TASK INSTRUCTIONS: Write the data below out exactly as it stands. Do not include the pictures.

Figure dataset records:

#####

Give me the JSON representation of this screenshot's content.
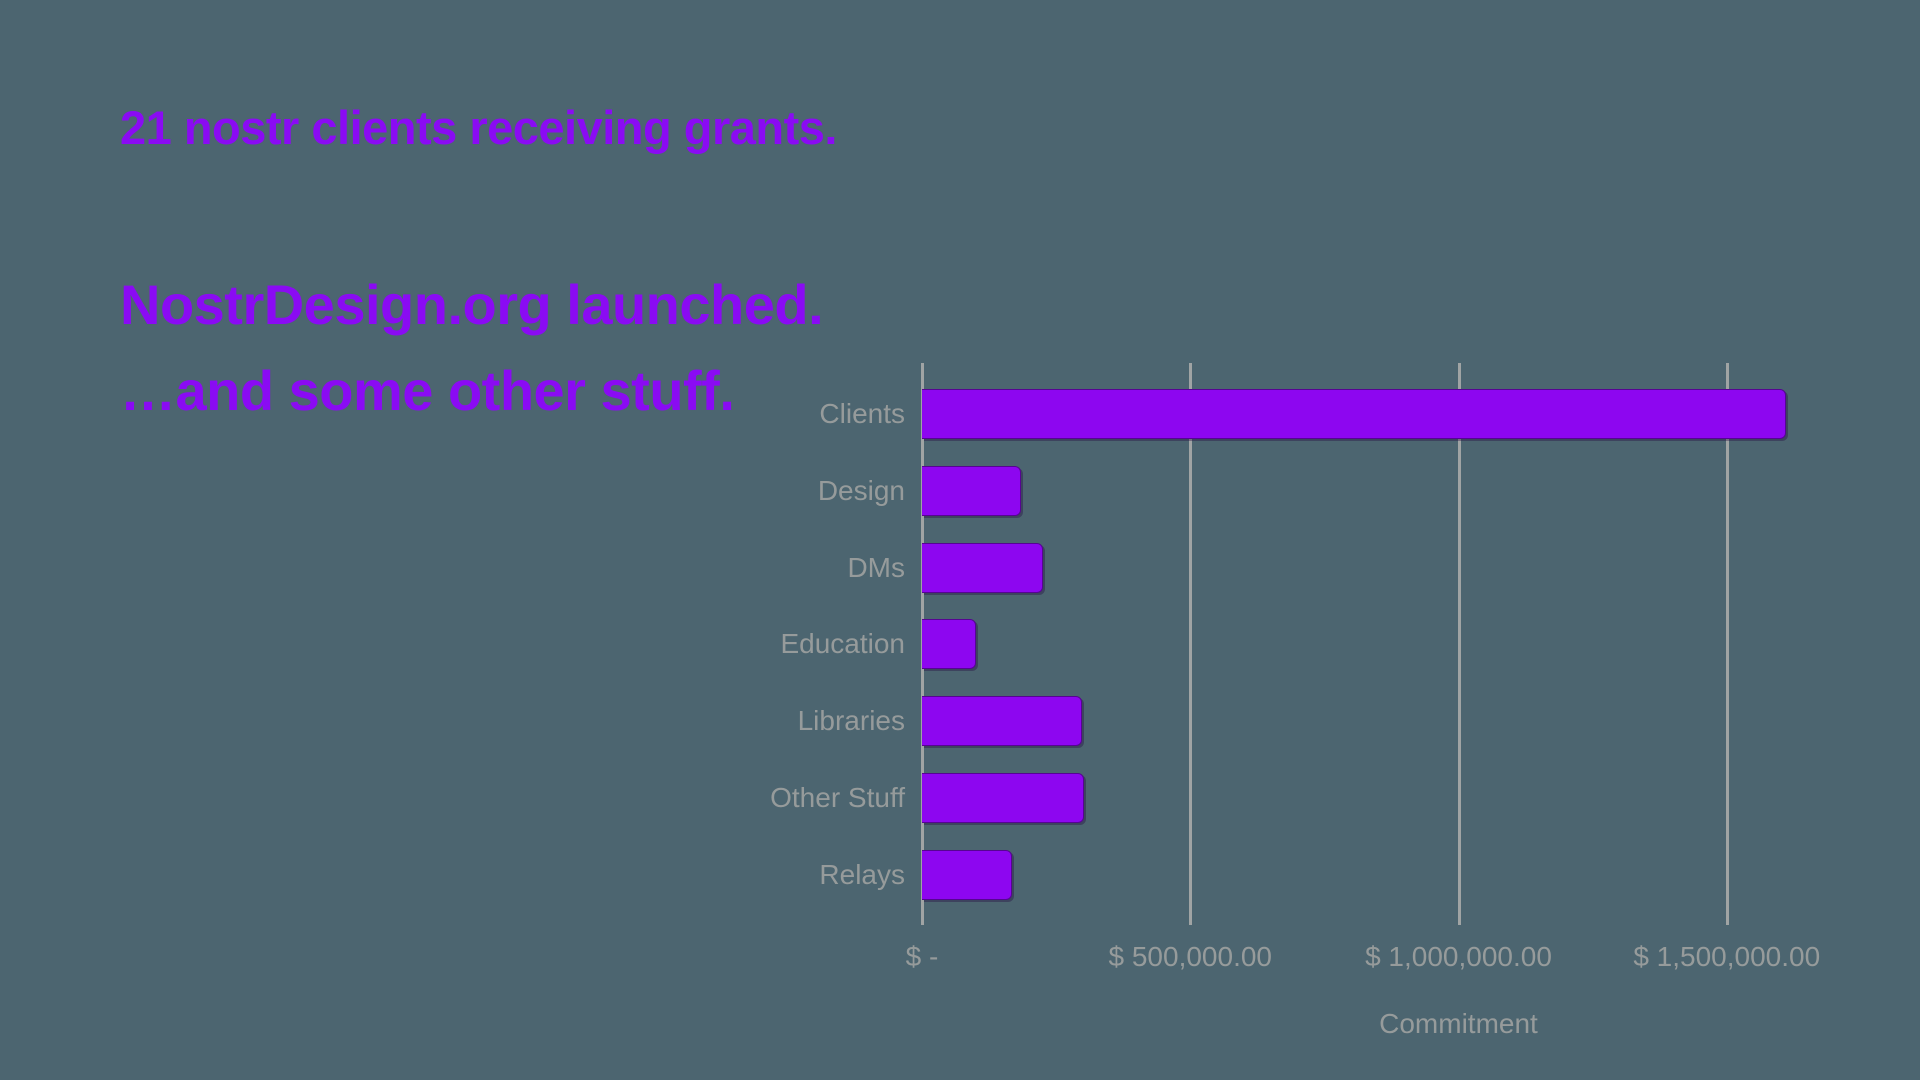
{
  "page": {
    "background_color": "#4C6570",
    "accent_purple": "#8A0BF3",
    "bar_purple": "#8D06F0",
    "muted_gray": "#969B9B",
    "gridline_gray": "#A0A4A4"
  },
  "headings": {
    "line1": "21 nostr clients receiving grants.",
    "line2": "NostrDesign.org launched.",
    "line3": "…and some other stuff."
  },
  "chart_data": {
    "type": "bar",
    "orientation": "horizontal",
    "title": "",
    "xlabel": "Commitment",
    "ylabel": "",
    "categories": [
      "Clients",
      "Design",
      "DMs",
      "Education",
      "Libraries",
      "Other Stuff",
      "Relays"
    ],
    "values": [
      1610000,
      185000,
      225000,
      100000,
      297500,
      302500,
      168000
    ],
    "xlim": [
      0,
      2000000
    ],
    "x_ticks": [
      0,
      500000,
      1000000,
      1500000
    ],
    "x_tick_labels": [
      "$ -",
      "$ 500,000.00",
      "$ 1,000,000.00",
      "$ 1,500,000.00"
    ],
    "grid": "vertical-gridlines-on",
    "legend": "none"
  }
}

#####

ANSWER:
Give me the JSON representation of this screenshot's content.
{
  "page": {
    "background_color": "#4C6570",
    "accent_purple": "#8A0BF3",
    "bar_purple": "#8D06F0",
    "muted_gray": "#969B9B",
    "gridline_gray": "#A0A4A4"
  },
  "headings": {
    "line1": "21 nostr clients receiving grants.",
    "line2": "NostrDesign.org launched.",
    "line3": "…and some other stuff."
  },
  "chart_data": {
    "type": "bar",
    "orientation": "horizontal",
    "title": "",
    "xlabel": "Commitment",
    "ylabel": "",
    "categories": [
      "Clients",
      "Design",
      "DMs",
      "Education",
      "Libraries",
      "Other Stuff",
      "Relays"
    ],
    "values": [
      1610000,
      185000,
      225000,
      100000,
      297500,
      302500,
      168000
    ],
    "xlim": [
      0,
      2000000
    ],
    "x_ticks": [
      0,
      500000,
      1000000,
      1500000
    ],
    "x_tick_labels": [
      "$ -",
      "$ 500,000.00",
      "$ 1,000,000.00",
      "$ 1,500,000.00"
    ],
    "grid": "vertical-gridlines-on",
    "legend": "none"
  }
}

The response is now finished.